--- Begin ---

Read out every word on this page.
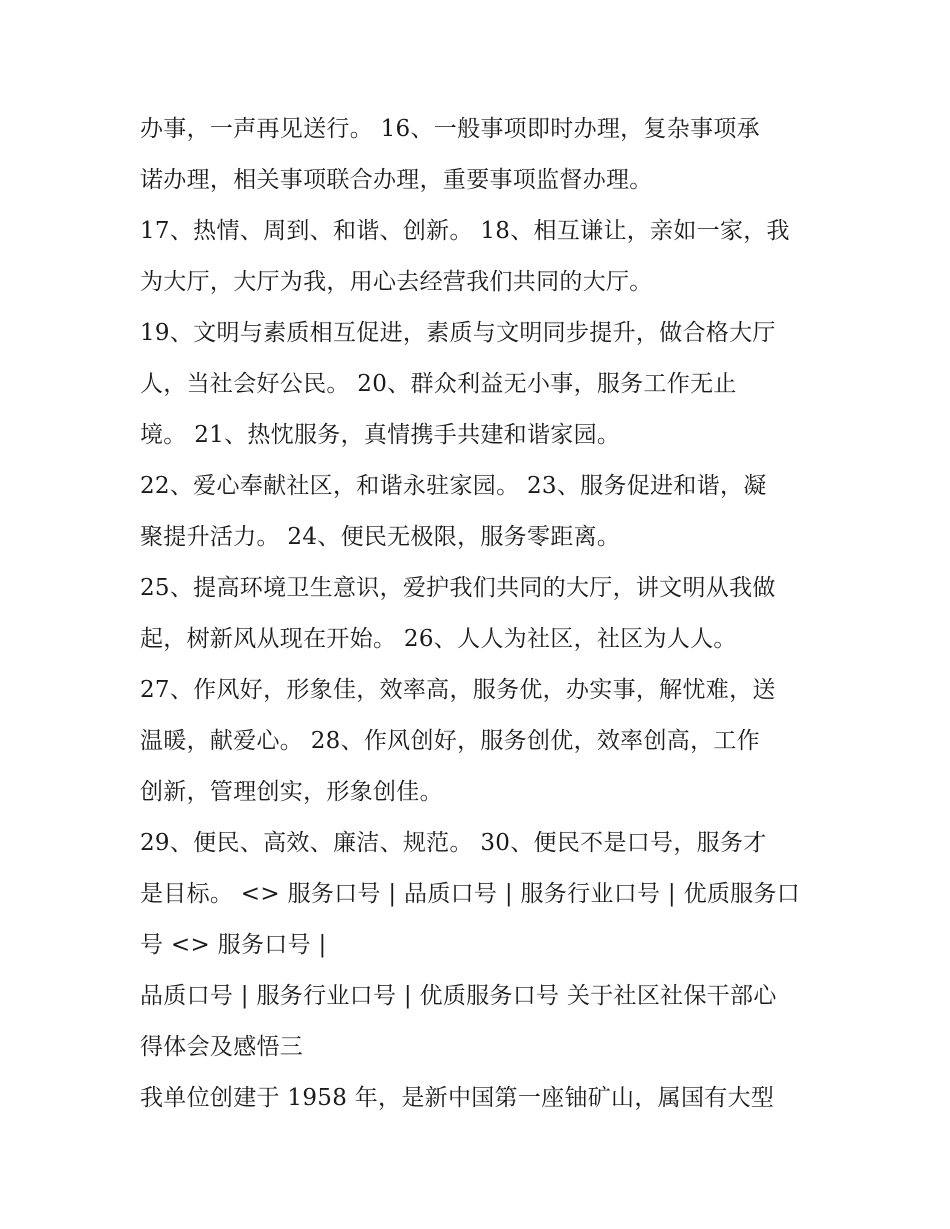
办事，一声再见送行。 16、一般事项即时办理，复杂事项承
诺办理，相关事项联合办理，重要事项监督办理。
17、热情、周到、和谐、创新。 18、相互谦让，亲如一家，我
为大厅，大厅为我，用心去经营我们共同的大厅。
19、文明与素质相互促进，素质与文明同步提升，做合格大厅
人，当社会好公民。 20、群众利益无小事，服务工作无止
境。 21、热忱服务，真情携手共建和谐家园。
22、爱心奉献社区，和谐永驻家园。 23、服务促进和谐，凝
聚提升活力。 24、便民无极限，服务零距离。
25、提高环境卫生意识，爱护我们共同的大厅，讲文明从我做
起，树新风从现在开始。 26、人人为社区，社区为人人。
27、作风好，形象佳，效率高，服务优，办实事，解忧难，送
温暖，献爱心。 28、作风创好，服务创优，效率创高，工作
创新，管理创实，形象创佳。
29、便民、高效、廉洁、规范。 30、便民不是口号，服务才
是目标。 <> 服务口号 | 品质口号 | 服务行业口号 | 优质服务口
号 <> 服务口号 |
品质口号 | 服务行业口号 | 优质服务口号 关于社区社保干部心
得体会及感悟三
我单位创建于 1958 年，是新中国第一座铀矿山，属国有大型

--- End ---

> Work instructions
Without the pictures, repeat all the records word for word.

> Complete answer
Read out every word on this page.
办事，一声再见送行。 16、一般事项即时办理，复杂事项承
诺办理，相关事项联合办理，重要事项监督办理。
17、热情、周到、和谐、创新。 18、相互谦让，亲如一家，我
为大厅，大厅为我，用心去经营我们共同的大厅。
19、文明与素质相互促进，素质与文明同步提升，做合格大厅
人，当社会好公民。 20、群众利益无小事，服务工作无止
境。 21、热忱服务，真情携手共建和谐家园。
22、爱心奉献社区，和谐永驻家园。 23、服务促进和谐，凝
聚提升活力。 24、便民无极限，服务零距离。
25、提高环境卫生意识，爱护我们共同的大厅，讲文明从我做
起，树新风从现在开始。 26、人人为社区，社区为人人。
27、作风好，形象佳，效率高，服务优，办实事，解忧难，送
温暖，献爱心。 28、作风创好，服务创优，效率创高，工作
创新，管理创实，形象创佳。
29、便民、高效、廉洁、规范。 30、便民不是口号，服务才
是目标。 <> 服务口号 | 品质口号 | 服务行业口号 | 优质服务口
号 <> 服务口号 |
品质口号 | 服务行业口号 | 优质服务口号 关于社区社保干部心
得体会及感悟三
我单位创建于 1958 年，是新中国第一座铀矿山，属国有大型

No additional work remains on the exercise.